## start

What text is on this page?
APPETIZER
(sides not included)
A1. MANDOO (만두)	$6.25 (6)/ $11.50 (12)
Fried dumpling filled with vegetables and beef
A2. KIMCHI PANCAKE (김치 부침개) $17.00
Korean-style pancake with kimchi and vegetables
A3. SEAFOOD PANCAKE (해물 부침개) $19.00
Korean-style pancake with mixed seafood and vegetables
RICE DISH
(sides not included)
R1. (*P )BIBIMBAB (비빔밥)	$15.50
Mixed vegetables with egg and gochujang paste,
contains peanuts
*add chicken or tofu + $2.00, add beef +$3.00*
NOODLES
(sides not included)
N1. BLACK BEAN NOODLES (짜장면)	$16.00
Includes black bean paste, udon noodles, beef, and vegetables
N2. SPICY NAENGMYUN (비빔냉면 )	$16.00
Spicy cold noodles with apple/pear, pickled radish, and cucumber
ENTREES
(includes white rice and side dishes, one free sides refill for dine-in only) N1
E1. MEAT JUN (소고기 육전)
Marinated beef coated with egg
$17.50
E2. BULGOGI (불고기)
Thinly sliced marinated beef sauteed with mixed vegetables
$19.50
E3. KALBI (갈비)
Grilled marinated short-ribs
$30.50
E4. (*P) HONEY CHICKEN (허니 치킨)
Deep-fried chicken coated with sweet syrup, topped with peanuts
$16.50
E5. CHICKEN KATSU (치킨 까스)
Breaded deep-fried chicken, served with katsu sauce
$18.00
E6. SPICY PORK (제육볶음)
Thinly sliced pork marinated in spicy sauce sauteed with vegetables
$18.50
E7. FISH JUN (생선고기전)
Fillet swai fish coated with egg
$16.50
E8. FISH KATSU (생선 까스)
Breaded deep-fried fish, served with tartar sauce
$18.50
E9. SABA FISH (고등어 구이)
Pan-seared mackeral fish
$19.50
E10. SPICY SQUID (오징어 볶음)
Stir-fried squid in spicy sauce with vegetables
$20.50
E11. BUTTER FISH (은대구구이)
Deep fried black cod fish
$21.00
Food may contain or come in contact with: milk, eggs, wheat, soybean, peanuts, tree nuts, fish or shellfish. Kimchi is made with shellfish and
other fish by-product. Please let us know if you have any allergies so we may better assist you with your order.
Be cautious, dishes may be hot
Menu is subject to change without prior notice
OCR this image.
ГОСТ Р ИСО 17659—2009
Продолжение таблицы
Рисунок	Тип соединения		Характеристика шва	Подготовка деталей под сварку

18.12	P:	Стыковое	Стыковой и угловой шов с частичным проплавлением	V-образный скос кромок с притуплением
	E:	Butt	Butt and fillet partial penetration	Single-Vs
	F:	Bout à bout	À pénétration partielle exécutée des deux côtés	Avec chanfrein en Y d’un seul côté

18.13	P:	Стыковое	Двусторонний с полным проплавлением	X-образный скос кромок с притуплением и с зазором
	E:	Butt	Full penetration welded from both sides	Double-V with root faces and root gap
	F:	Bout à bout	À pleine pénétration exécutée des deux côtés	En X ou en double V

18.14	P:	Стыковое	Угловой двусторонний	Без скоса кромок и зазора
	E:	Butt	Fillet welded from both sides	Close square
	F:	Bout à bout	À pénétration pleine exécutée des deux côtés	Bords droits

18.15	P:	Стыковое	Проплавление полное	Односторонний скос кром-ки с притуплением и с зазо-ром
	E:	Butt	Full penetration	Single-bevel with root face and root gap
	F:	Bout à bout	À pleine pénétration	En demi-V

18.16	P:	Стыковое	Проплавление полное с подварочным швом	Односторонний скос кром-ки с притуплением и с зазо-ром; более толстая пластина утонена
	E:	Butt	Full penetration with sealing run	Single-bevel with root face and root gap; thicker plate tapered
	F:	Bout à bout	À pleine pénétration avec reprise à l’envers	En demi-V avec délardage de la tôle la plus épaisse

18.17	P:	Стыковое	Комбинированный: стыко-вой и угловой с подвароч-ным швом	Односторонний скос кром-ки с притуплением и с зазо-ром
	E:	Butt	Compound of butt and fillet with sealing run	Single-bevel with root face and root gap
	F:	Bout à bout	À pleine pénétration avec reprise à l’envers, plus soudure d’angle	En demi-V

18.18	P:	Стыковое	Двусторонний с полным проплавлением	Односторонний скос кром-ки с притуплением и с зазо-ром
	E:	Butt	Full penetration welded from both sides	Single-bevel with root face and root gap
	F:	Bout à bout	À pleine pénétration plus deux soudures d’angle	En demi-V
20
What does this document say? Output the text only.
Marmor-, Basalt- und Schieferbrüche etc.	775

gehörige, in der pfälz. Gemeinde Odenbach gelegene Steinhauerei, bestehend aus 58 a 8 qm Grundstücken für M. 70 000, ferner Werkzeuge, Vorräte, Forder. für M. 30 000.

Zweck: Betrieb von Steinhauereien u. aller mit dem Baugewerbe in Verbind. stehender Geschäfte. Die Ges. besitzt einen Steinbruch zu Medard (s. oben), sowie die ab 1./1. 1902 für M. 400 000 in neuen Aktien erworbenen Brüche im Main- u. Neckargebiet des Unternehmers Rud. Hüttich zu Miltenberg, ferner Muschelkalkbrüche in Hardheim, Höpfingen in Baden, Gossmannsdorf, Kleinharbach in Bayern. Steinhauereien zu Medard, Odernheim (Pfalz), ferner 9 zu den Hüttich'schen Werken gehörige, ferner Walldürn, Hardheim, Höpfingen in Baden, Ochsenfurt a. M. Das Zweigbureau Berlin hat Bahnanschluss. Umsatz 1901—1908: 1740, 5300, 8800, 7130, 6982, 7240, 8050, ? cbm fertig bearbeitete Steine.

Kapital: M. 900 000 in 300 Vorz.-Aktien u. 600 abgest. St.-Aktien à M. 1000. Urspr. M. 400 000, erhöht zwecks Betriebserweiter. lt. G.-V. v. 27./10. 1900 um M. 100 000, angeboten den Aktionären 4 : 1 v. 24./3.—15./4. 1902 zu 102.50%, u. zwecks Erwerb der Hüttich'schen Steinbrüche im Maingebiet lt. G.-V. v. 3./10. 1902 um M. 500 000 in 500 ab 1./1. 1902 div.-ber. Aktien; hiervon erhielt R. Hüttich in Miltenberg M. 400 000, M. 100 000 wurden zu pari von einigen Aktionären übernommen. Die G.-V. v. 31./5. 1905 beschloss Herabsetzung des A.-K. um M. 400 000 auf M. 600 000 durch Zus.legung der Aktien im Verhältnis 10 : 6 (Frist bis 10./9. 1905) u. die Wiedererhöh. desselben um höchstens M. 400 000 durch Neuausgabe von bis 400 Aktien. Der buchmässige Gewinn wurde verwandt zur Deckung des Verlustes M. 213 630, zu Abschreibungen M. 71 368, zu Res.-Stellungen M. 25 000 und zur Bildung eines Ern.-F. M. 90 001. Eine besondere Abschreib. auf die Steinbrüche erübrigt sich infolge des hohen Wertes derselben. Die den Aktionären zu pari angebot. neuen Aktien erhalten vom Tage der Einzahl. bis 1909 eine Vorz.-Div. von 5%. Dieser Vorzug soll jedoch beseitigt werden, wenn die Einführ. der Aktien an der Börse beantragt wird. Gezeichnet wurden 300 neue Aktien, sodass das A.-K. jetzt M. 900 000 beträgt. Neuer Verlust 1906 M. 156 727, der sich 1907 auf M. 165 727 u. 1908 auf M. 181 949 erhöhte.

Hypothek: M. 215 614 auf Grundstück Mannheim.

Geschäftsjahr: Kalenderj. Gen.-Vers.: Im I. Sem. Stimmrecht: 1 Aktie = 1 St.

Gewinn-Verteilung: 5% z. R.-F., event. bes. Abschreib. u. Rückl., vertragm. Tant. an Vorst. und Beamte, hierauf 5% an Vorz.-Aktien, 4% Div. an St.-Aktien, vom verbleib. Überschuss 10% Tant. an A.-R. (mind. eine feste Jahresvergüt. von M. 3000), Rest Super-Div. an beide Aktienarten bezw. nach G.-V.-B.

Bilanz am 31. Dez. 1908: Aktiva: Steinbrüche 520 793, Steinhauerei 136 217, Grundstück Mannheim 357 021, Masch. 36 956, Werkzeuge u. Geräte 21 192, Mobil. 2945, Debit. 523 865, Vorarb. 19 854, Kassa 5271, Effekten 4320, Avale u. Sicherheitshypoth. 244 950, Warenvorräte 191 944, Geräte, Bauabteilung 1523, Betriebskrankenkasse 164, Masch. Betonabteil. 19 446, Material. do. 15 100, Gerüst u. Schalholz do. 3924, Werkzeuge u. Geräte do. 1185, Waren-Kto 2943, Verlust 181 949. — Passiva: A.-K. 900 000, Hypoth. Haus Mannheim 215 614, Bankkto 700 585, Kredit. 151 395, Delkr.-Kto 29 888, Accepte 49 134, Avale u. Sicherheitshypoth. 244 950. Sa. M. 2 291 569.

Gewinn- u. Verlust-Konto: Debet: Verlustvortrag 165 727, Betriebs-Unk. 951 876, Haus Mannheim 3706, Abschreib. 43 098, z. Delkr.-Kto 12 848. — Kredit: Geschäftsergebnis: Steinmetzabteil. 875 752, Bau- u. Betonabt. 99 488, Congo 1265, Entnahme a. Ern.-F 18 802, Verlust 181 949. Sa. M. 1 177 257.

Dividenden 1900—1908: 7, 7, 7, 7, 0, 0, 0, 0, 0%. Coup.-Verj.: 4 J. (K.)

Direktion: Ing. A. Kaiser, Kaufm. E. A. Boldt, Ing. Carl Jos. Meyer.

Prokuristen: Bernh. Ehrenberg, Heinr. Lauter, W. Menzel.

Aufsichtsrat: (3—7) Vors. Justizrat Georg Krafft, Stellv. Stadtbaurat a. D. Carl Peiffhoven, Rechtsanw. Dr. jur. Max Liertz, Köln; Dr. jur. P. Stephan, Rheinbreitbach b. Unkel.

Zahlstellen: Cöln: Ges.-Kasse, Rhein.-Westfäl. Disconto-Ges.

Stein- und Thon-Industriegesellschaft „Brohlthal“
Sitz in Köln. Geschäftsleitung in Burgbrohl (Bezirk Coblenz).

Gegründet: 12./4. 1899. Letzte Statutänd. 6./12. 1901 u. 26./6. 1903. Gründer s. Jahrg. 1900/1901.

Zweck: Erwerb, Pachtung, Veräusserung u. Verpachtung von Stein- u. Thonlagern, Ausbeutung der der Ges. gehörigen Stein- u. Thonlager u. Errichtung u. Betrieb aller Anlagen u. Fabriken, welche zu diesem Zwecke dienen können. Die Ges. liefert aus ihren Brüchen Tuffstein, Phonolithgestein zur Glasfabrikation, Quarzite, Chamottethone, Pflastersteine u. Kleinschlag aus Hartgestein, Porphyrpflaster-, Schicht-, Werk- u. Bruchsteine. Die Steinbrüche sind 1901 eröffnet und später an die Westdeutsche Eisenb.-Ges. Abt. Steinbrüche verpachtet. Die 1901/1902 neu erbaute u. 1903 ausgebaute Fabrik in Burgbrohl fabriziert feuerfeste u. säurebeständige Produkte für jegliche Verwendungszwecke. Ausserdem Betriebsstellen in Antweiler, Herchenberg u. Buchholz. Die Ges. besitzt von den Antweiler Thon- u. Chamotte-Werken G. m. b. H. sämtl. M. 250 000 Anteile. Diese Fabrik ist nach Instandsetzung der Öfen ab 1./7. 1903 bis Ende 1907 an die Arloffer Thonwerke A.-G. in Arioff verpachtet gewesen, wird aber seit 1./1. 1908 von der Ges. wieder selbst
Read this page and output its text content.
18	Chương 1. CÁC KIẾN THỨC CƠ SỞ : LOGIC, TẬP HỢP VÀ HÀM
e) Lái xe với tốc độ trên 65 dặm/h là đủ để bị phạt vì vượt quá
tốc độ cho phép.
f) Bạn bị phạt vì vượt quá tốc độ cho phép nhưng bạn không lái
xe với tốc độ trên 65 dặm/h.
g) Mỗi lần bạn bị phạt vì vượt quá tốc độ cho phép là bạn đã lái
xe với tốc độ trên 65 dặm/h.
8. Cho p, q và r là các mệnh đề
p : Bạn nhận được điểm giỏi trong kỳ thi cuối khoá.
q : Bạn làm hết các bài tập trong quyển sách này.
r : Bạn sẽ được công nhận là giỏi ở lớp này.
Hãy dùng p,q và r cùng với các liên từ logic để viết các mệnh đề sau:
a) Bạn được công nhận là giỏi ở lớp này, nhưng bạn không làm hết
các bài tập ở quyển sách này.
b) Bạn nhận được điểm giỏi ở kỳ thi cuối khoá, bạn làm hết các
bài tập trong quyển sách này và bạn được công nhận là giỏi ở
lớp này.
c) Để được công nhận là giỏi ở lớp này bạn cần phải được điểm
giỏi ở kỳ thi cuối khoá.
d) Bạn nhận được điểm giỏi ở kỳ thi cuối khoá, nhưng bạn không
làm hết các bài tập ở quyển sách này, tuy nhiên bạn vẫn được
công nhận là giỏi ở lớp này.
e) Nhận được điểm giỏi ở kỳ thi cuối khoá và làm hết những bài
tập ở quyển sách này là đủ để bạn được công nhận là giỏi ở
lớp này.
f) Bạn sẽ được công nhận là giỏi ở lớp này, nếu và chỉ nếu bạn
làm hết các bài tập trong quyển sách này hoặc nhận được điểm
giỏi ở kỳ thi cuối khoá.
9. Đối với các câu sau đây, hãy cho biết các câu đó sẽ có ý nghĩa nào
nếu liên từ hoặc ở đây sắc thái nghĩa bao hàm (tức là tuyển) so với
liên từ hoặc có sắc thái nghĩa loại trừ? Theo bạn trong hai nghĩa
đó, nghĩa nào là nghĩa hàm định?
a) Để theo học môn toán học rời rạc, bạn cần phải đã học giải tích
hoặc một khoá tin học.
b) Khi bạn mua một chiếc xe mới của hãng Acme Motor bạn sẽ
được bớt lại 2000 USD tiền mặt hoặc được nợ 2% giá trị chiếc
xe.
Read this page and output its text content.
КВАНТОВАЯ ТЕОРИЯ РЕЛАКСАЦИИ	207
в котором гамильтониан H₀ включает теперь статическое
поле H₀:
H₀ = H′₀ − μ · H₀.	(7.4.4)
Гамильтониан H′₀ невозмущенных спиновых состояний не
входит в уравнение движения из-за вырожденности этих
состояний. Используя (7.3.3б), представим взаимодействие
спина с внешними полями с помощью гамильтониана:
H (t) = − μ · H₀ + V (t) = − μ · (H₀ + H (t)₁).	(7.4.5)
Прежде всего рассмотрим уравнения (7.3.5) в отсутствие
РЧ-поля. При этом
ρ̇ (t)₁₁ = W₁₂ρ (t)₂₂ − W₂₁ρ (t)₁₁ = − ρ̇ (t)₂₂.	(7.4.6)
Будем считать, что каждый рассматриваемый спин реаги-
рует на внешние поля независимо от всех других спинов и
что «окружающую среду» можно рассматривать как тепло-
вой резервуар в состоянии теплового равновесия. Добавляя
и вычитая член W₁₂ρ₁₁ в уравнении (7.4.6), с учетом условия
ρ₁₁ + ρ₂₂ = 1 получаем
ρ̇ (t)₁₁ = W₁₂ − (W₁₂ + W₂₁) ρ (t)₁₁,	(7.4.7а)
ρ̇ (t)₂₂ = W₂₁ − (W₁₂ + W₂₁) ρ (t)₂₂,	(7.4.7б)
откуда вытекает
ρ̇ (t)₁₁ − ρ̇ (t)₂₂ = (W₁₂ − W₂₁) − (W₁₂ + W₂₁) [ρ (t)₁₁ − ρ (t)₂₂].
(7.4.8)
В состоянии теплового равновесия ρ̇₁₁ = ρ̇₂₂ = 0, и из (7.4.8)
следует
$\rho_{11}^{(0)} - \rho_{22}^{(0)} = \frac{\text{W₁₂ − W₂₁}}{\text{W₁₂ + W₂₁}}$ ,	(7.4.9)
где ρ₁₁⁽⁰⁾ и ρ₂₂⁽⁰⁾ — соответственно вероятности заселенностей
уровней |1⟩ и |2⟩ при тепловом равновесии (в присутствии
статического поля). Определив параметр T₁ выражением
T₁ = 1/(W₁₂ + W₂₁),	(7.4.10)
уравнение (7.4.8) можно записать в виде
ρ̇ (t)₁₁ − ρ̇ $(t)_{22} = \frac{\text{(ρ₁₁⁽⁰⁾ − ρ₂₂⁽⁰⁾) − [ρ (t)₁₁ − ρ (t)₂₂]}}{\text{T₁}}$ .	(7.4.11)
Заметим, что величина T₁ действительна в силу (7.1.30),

## end

* [The task]
Show the lines from the data above that contain the string "cuối".

* [The completed task]
p : Bạn nhận được điểm giỏi trong kỳ thi cuối khoá.
b) Bạn nhận được điểm giỏi ở kỳ thi cuối khoá, bạn làm hết các
giỏi ở kỳ thi cuối khoá.
d) Bạn nhận được điểm giỏi ở kỳ thi cuối khoá, nhưng bạn không
e) Nhận được điểm giỏi ở kỳ thi cuối khoá và làm hết những bài
giỏi ở kỳ thi cuối khoá.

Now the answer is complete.